» Task brief:
Write out the records beneath this line exactly as they appear, minus any images.

[Items from a figure collection]
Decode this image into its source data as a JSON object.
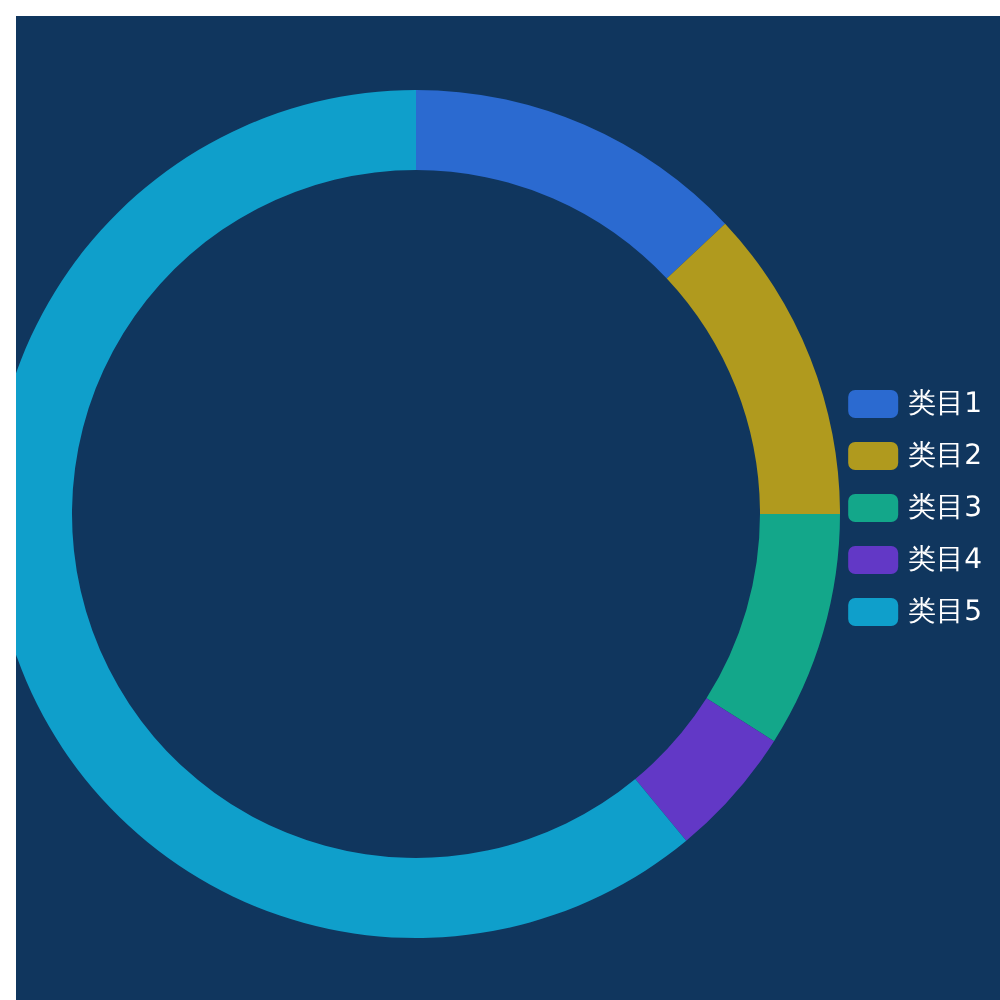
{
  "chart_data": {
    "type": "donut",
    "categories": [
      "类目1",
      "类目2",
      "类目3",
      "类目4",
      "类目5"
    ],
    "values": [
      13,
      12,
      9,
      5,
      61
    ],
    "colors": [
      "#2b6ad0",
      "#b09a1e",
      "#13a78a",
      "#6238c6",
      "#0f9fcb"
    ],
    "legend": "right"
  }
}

» Answer for this exercise:
Decode this image into its source data as a JSON object.
{
  "chart_data": {
    "type": "donut",
    "categories": [
      "类目1",
      "类目2",
      "类目3",
      "类目4",
      "类目5"
    ],
    "values": [
      13,
      12,
      9,
      5,
      61
    ],
    "colors": [
      "#2b6ad0",
      "#b09a1e",
      "#13a78a",
      "#6238c6",
      "#0f9fcb"
    ],
    "legend": "right"
  }
}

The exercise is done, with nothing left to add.